*What is being asked*. Give a verbatim repeat of the lines that run from the line containing "Parse this screenshot: output" to the end of the data below.

Dataset items

>> start

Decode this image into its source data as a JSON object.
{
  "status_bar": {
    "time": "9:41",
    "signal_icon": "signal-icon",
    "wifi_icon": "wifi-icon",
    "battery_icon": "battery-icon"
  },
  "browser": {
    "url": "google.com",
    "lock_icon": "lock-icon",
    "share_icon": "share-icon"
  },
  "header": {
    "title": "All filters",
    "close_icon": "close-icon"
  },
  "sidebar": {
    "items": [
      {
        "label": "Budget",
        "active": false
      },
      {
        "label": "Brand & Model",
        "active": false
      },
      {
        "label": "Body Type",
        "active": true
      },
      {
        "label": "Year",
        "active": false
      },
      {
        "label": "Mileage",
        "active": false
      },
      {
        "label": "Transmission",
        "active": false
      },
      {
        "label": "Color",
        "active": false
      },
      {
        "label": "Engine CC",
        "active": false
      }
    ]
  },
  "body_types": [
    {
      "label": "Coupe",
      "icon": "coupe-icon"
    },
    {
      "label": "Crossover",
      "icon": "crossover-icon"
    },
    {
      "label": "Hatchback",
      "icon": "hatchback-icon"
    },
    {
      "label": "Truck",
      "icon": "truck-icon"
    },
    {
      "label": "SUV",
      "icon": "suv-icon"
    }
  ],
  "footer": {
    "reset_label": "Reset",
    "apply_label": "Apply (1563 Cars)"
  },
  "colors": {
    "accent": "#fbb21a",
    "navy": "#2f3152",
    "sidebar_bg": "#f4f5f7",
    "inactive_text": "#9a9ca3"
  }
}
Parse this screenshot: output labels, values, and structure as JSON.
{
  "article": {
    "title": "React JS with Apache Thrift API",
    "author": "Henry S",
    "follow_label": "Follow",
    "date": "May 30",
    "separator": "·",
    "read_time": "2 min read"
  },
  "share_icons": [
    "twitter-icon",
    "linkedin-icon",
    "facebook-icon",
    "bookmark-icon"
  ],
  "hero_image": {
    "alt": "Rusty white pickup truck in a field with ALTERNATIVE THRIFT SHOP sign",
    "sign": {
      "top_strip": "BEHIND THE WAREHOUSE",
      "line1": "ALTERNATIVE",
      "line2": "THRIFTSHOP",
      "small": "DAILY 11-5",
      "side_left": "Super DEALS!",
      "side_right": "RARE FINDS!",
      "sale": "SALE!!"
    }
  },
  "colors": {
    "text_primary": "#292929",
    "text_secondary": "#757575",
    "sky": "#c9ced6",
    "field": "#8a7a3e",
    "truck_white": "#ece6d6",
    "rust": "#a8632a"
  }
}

>> end

*Finished task*.
Parse this screenshot: output labels, values, and structure as JSON.
{
  "article": {
    "title": "React JS with Apache Thrift API",
    "author": "Henry S",
    "follow_label": "Follow",
    "date": "May 30",
    "separator": "·",
    "read_time": "2 min read"
  },
  "share_icons": [
    "twitter-icon",
    "linkedin-icon",
    "facebook-icon",
    "bookmark-icon"
  ],
  "hero_image": {
    "alt": "Rusty white pickup truck in a field with ALTERNATIVE THRIFT SHOP sign",
    "sign": {
      "top_strip": "BEHIND THE WAREHOUSE",
      "line1": "ALTERNATIVE",
      "line2": "THRIFTSHOP",
      "small": "DAILY 11-5",
      "side_left": "Super DEALS!",
      "side_right": "RARE FINDS!",
      "sale": "SALE!!"
    }
  },
  "colors": {
    "text_primary": "#292929",
    "text_secondary": "#757575",
    "sky": "#c9ced6",
    "field": "#8a7a3e",
    "truck_white": "#ece6d6",
    "rust": "#a8632a"
  }
}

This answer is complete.